▶ **Records**

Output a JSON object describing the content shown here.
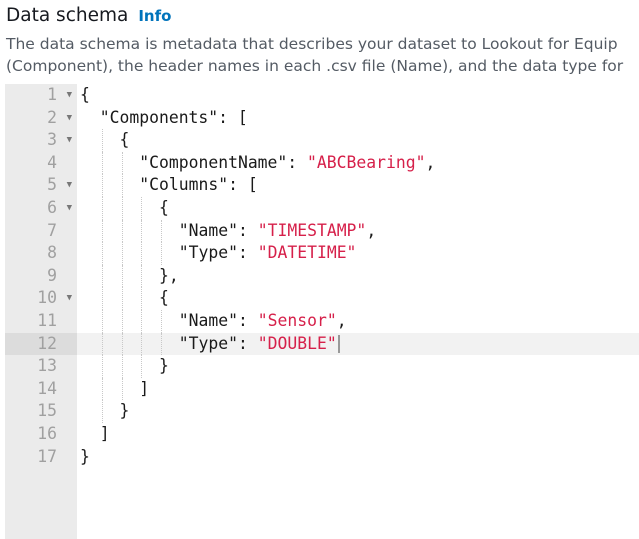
{
  "header": {
    "title": "Data schema",
    "info_link": "Info"
  },
  "description": [
    "The data schema is metadata that describes your dataset to Lookout for Equip",
    "(Component), the header names in each .csv file (Name), and the data type for"
  ],
  "editor": {
    "active_line": 12,
    "lines": [
      {
        "n": "1",
        "fold": true,
        "indent": 0,
        "t": [
          [
            "p",
            "{"
          ]
        ]
      },
      {
        "n": "2",
        "fold": true,
        "indent": 1,
        "t": [
          [
            "p",
            "\"Components\": ["
          ]
        ]
      },
      {
        "n": "3",
        "fold": true,
        "indent": 2,
        "t": [
          [
            "p",
            "{"
          ]
        ]
      },
      {
        "n": "4",
        "fold": false,
        "indent": 3,
        "t": [
          [
            "p",
            "\"ComponentName\": "
          ],
          [
            "s",
            "\"ABCBearing\""
          ],
          [
            "p",
            ","
          ]
        ]
      },
      {
        "n": "5",
        "fold": true,
        "indent": 3,
        "t": [
          [
            "p",
            "\"Columns\": ["
          ]
        ]
      },
      {
        "n": "6",
        "fold": true,
        "indent": 4,
        "t": [
          [
            "p",
            "{"
          ]
        ]
      },
      {
        "n": "7",
        "fold": false,
        "indent": 5,
        "t": [
          [
            "p",
            "\"Name\": "
          ],
          [
            "s",
            "\"TIMESTAMP\""
          ],
          [
            "p",
            ","
          ]
        ]
      },
      {
        "n": "8",
        "fold": false,
        "indent": 5,
        "t": [
          [
            "p",
            "\"Type\": "
          ],
          [
            "s",
            "\"DATETIME\""
          ]
        ]
      },
      {
        "n": "9",
        "fold": false,
        "indent": 4,
        "t": [
          [
            "p",
            "},"
          ]
        ]
      },
      {
        "n": "10",
        "fold": true,
        "indent": 4,
        "t": [
          [
            "p",
            "{"
          ]
        ]
      },
      {
        "n": "11",
        "fold": false,
        "indent": 5,
        "t": [
          [
            "p",
            "\"Name\": "
          ],
          [
            "s",
            "\"Sensor\""
          ],
          [
            "p",
            ","
          ]
        ]
      },
      {
        "n": "12",
        "fold": false,
        "indent": 5,
        "t": [
          [
            "p",
            "\"Type\": "
          ],
          [
            "s",
            "\"DOUBLE\""
          ]
        ]
      },
      {
        "n": "13",
        "fold": false,
        "indent": 4,
        "t": [
          [
            "p",
            "}"
          ]
        ]
      },
      {
        "n": "14",
        "fold": false,
        "indent": 3,
        "t": [
          [
            "p",
            "]"
          ]
        ]
      },
      {
        "n": "15",
        "fold": false,
        "indent": 2,
        "t": [
          [
            "p",
            "}"
          ]
        ]
      },
      {
        "n": "16",
        "fold": false,
        "indent": 1,
        "t": [
          [
            "p",
            "]"
          ]
        ]
      },
      {
        "n": "17",
        "fold": false,
        "indent": 0,
        "t": [
          [
            "p",
            "}"
          ]
        ]
      }
    ]
  }
}
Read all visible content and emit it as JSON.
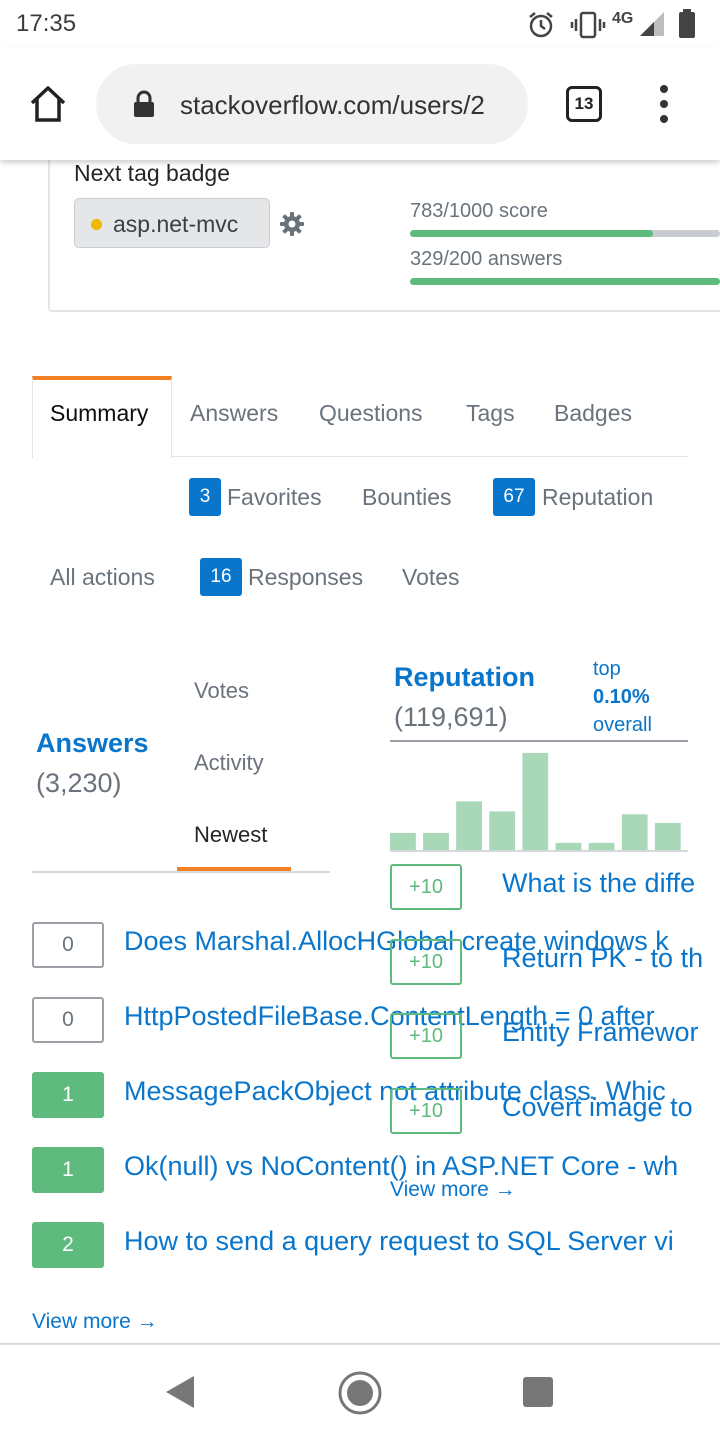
{
  "status_bar": {
    "time": "17:35",
    "network": "4G",
    "icons": [
      "alarm-icon",
      "vibrate-icon",
      "signal-icon",
      "battery-icon"
    ]
  },
  "browser": {
    "url": "stackoverflow.com/users/2",
    "tab_count": "13",
    "icons": [
      "home-icon",
      "lock-icon",
      "menu-dots-icon"
    ]
  },
  "badge": {
    "heading": "Next tag badge",
    "tag": "asp.net-mvc",
    "progress": [
      {
        "label": "783/1000 score",
        "fraction": 0.783
      },
      {
        "label": "329/200 answers",
        "fraction": 1.0
      }
    ]
  },
  "tabs": [
    "Summary",
    "Answers",
    "Questions",
    "Tags",
    "Badges"
  ],
  "selected_tab": "Summary",
  "subtabs_row1": [
    {
      "count": "3",
      "label": "Favorites"
    },
    {
      "count": "",
      "label": "Bounties"
    },
    {
      "count": "67",
      "label": "Reputation"
    }
  ],
  "subtabs_row2": [
    {
      "count": "",
      "label": "All actions"
    },
    {
      "count": "16",
      "label": "Responses"
    },
    {
      "count": "",
      "label": "Votes"
    }
  ],
  "answers_section": {
    "title": "Answers",
    "count": "(3,230)",
    "sort_options": [
      "Votes",
      "Activity",
      "Newest"
    ],
    "active_sort": "Newest",
    "items": [
      {
        "score": "0",
        "accepted": false,
        "title": "Does Marshal.AllocHGlobal create windows k"
      },
      {
        "score": "0",
        "accepted": false,
        "title": "HttpPostedFileBase.ContentLength = 0 after"
      },
      {
        "score": "1",
        "accepted": true,
        "title": "MessagePackObject not attribute class. Whic"
      },
      {
        "score": "1",
        "accepted": true,
        "title": "Ok(null) vs NoContent() in ASP.NET Core - wh"
      },
      {
        "score": "2",
        "accepted": true,
        "title": "How to send a query request to SQL Server vi"
      }
    ],
    "view_more": "View more →"
  },
  "reputation_section": {
    "title": "Reputation",
    "count": "(119,691)",
    "rank_prefix": "top",
    "rank_value": "0.10%",
    "rank_suffix": "overall",
    "items": [
      {
        "change": "+10",
        "title": "What is the diffe"
      },
      {
        "change": "+10",
        "title": "Return PK - to th"
      },
      {
        "change": "+10",
        "title": "Entity Framewor"
      },
      {
        "change": "+10",
        "title": "Covert image to"
      }
    ],
    "view_more": "View more →"
  },
  "chart_data": {
    "type": "bar",
    "values": [
      12,
      12,
      34,
      27,
      68,
      5,
      5,
      25,
      19
    ],
    "ylim": [
      0,
      70
    ],
    "grid": false,
    "color": "#a8d8b8"
  },
  "colors": {
    "link": "#0a76cb",
    "accent": "#f48024",
    "accepted": "#5eba7d",
    "count_pill": "#0a76cb"
  },
  "navigation": {
    "icons": [
      "back-icon",
      "home-circle-icon",
      "recents-icon"
    ]
  }
}
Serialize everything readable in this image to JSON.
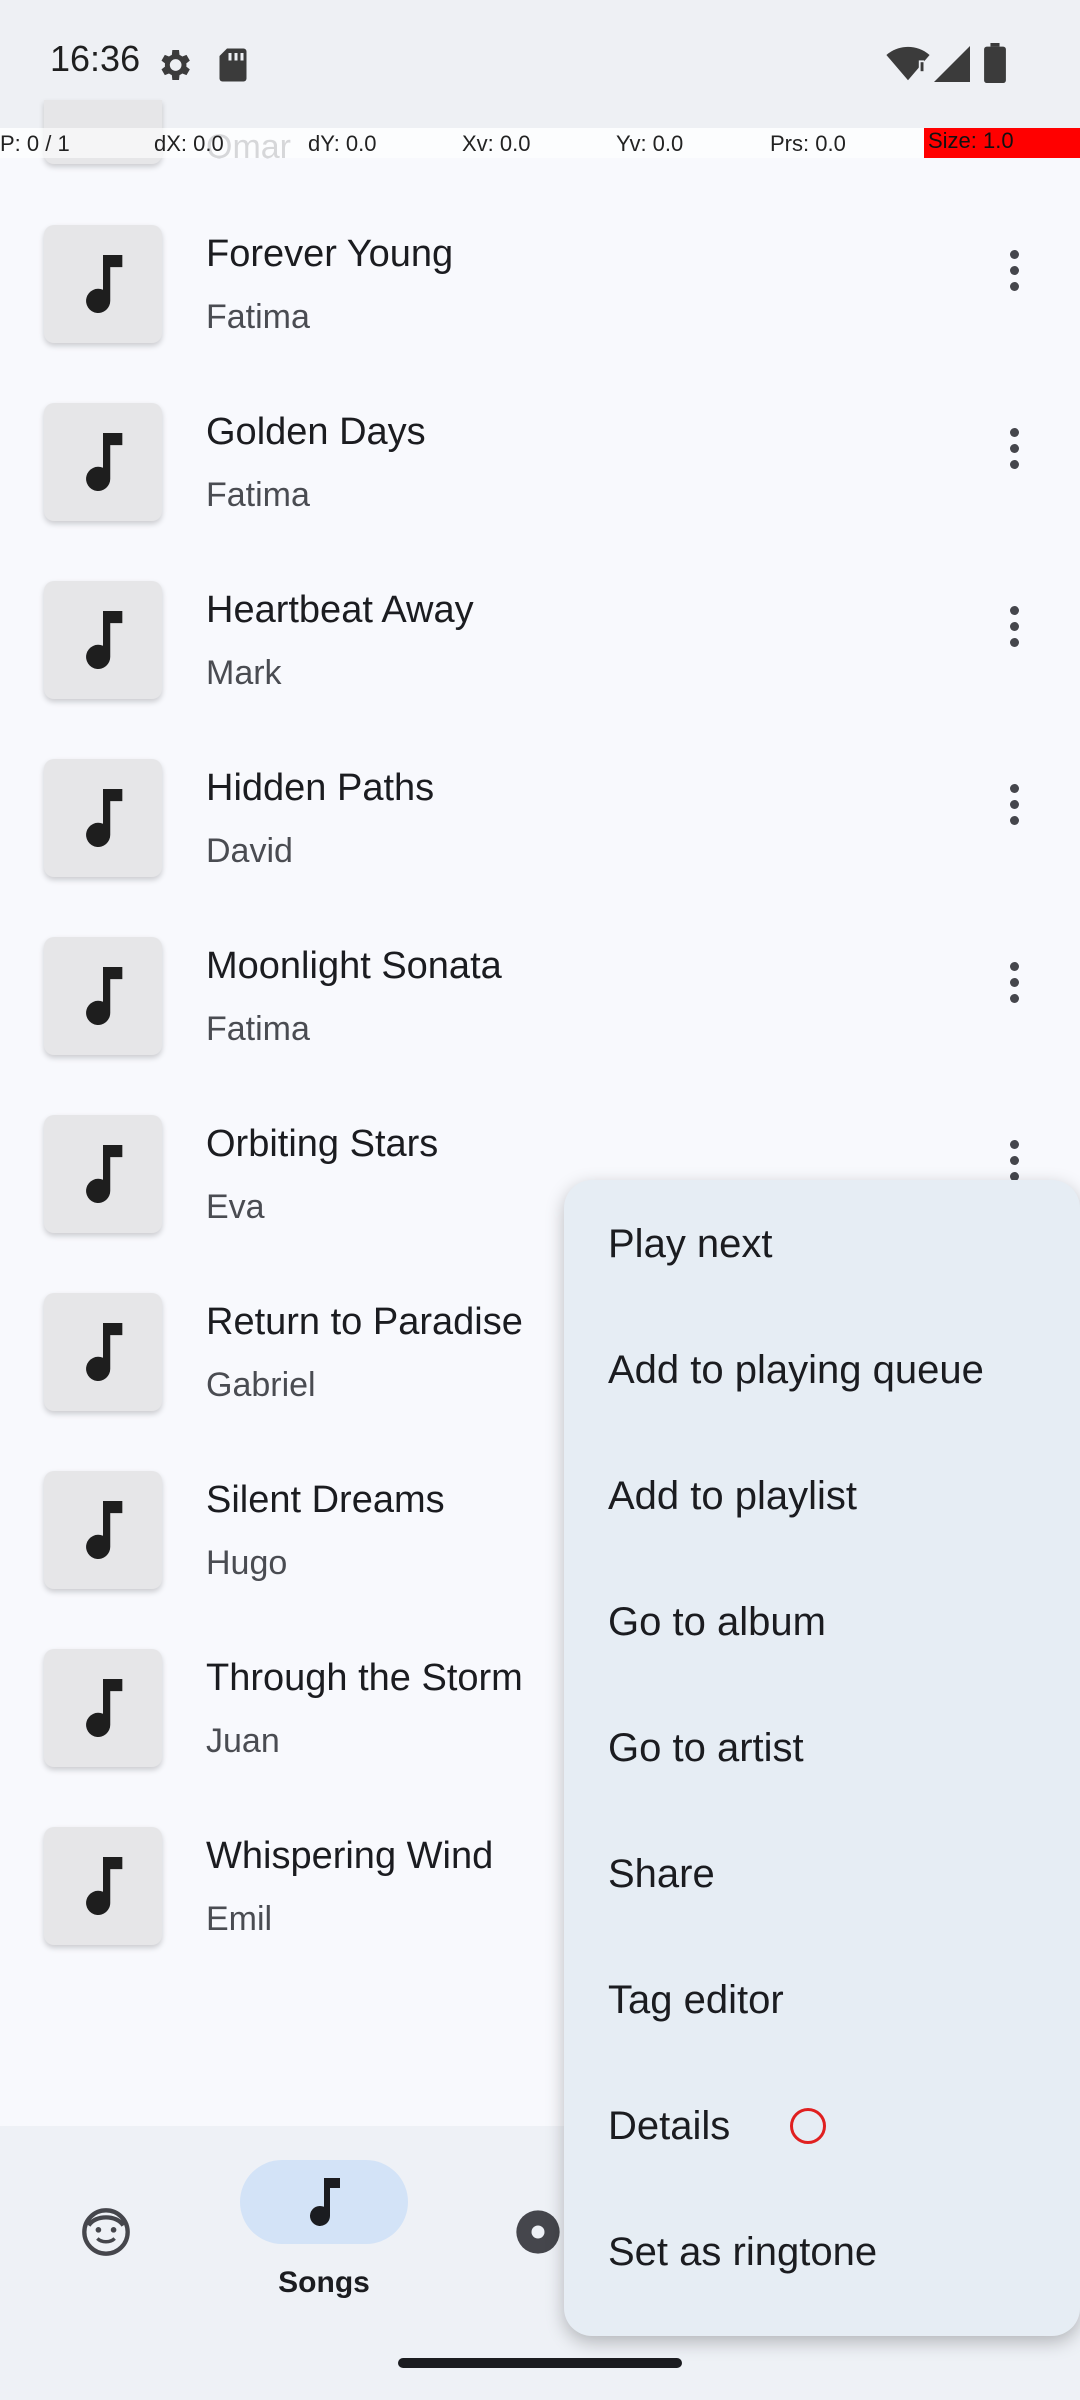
{
  "status_bar": {
    "time": "16:36"
  },
  "debug_overlay": {
    "p": "P: 0 / 1",
    "dx": "dX: 0.0",
    "dy": "dY: 0.0",
    "xv": "Xv: 0.0",
    "yv": "Yv: 0.0",
    "prs": "Prs: 0.0",
    "size": "Size: 1.0"
  },
  "partial_row": {
    "title": "Omar"
  },
  "songs": [
    {
      "title": "Forever Young",
      "artist": "Fatima"
    },
    {
      "title": "Golden Days",
      "artist": "Fatima"
    },
    {
      "title": "Heartbeat Away",
      "artist": "Mark"
    },
    {
      "title": "Hidden Paths",
      "artist": "David"
    },
    {
      "title": "Moonlight Sonata",
      "artist": "Fatima"
    },
    {
      "title": "Orbiting Stars",
      "artist": "Eva"
    },
    {
      "title": "Return to Paradise",
      "artist": "Gabriel"
    },
    {
      "title": "Silent Dreams",
      "artist": "Hugo"
    },
    {
      "title": "Through the Storm",
      "artist": "Juan"
    },
    {
      "title": "Whispering Wind",
      "artist": "Emil"
    }
  ],
  "bottom_nav": {
    "active_label": "Songs"
  },
  "context_menu": {
    "items": [
      "Play next",
      "Add to playing queue",
      "Add to playlist",
      "Go to album",
      "Go to artist",
      "Share",
      "Tag editor",
      "Details",
      "Set as ringtone"
    ]
  },
  "colors": {
    "accent_pill": "#d3e3f7",
    "menu_bg": "#e6edf4",
    "debug_size_bg": "#ff0000"
  }
}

▶ **Do this**
Locate each line containing the string "schema" and show it.

▶ **Complete answer**
    "title": "Data schema",
    "The data schema is metadata that describes your dataset to Lookout for Equip",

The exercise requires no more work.